▸ Work to do
Set all the material down again unchanged, without the pictures.

[Stored data]
• • • • • • •

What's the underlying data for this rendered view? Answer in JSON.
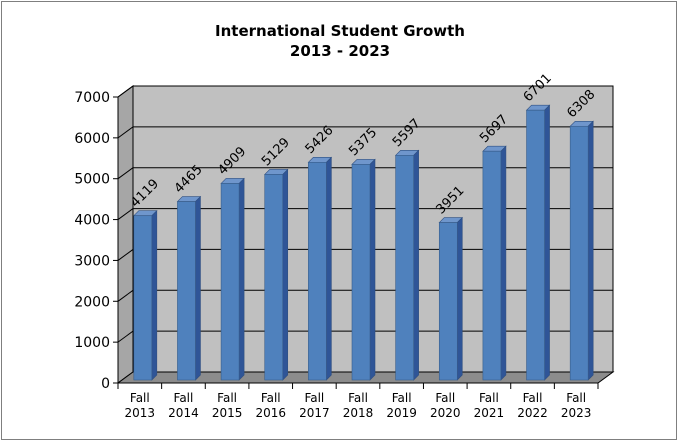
{
  "chart_data": {
    "type": "bar",
    "title_line1": "International Student Growth",
    "title_line2": "2013 - 2023",
    "categories": [
      [
        "Fall",
        "2013"
      ],
      [
        "Fall",
        "2014"
      ],
      [
        "Fall",
        "2015"
      ],
      [
        "Fall",
        "2016"
      ],
      [
        "Fall",
        "2017"
      ],
      [
        "Fall",
        "2018"
      ],
      [
        "Fall",
        "2019"
      ],
      [
        "Fall",
        "2020"
      ],
      [
        "Fall",
        "2021"
      ],
      [
        "Fall",
        "2022"
      ],
      [
        "Fall",
        "2023"
      ]
    ],
    "values": [
      4119,
      4465,
      4909,
      5129,
      5426,
      5375,
      5597,
      3951,
      5697,
      6701,
      6308
    ],
    "ylim": [
      0,
      7000
    ],
    "yticks": [
      0,
      1000,
      2000,
      3000,
      4000,
      5000,
      6000,
      7000
    ],
    "grid": true,
    "bar_color": "#4f81bd",
    "plot_background": "#c0c0c0"
  }
}
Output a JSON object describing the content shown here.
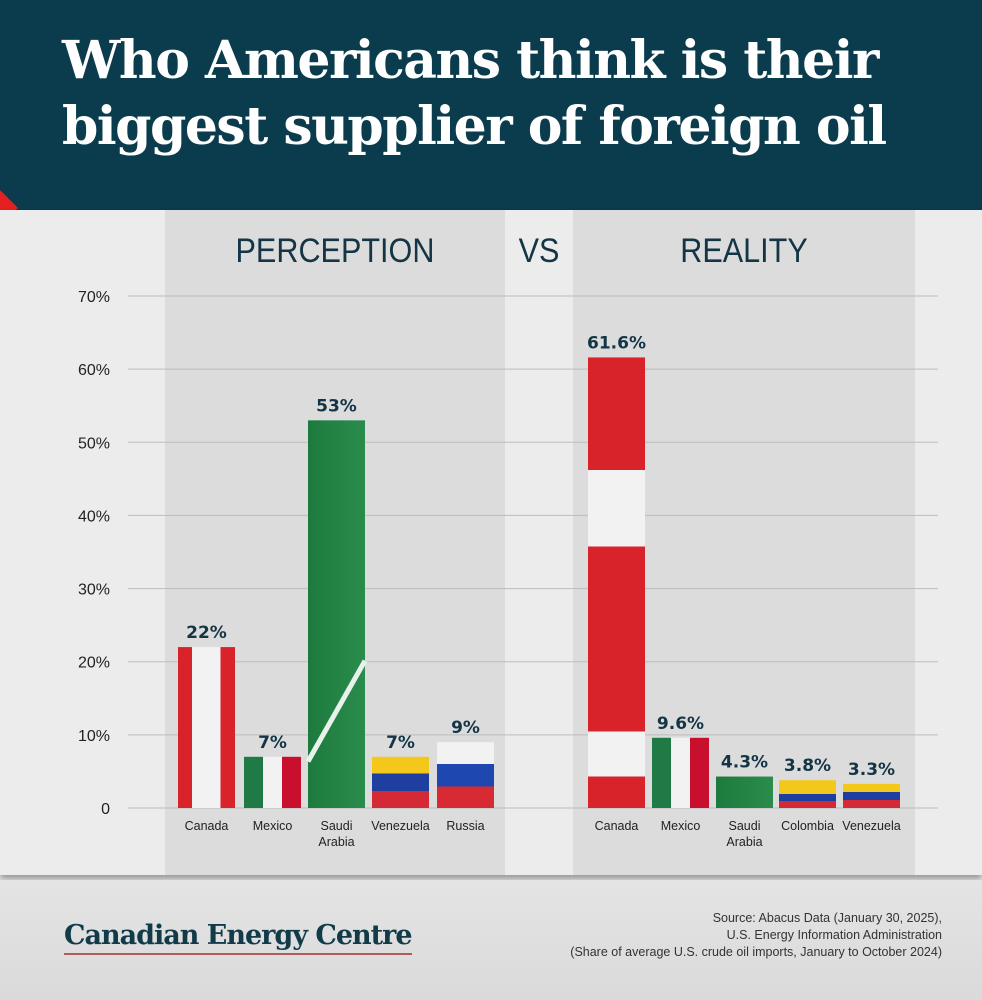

• • • • • • •

▸ Output of the task
What's the underlying data for this rendered view? Answer in JSON.
{
  "chart_data": {
    "type": "bar",
    "title_line1": "International Student Growth",
    "title_line2": "2013 - 2023",
    "categories": [
      [
        "Fall",
        "2013"
      ],
      [
        "Fall",
        "2014"
      ],
      [
        "Fall",
        "2015"
      ],
      [
        "Fall",
        "2016"
      ],
      [
        "Fall",
        "2017"
      ],
      [
        "Fall",
        "2018"
      ],
      [
        "Fall",
        "2019"
      ],
      [
        "Fall",
        "2020"
      ],
      [
        "Fall",
        "2021"
      ],
      [
        "Fall",
        "2022"
      ],
      [
        "Fall",
        "2023"
      ]
    ],
    "values": [
      4119,
      4465,
      4909,
      5129,
      5426,
      5375,
      5597,
      3951,
      5697,
      6701,
      6308
    ],
    "ylim": [
      0,
      7000
    ],
    "yticks": [
      0,
      1000,
      2000,
      3000,
      4000,
      5000,
      6000,
      7000
    ],
    "grid": true,
    "bar_color": "#4f81bd",
    "plot_background": "#c0c0c0"
  }
}
Output a JSON object describing the content shown here.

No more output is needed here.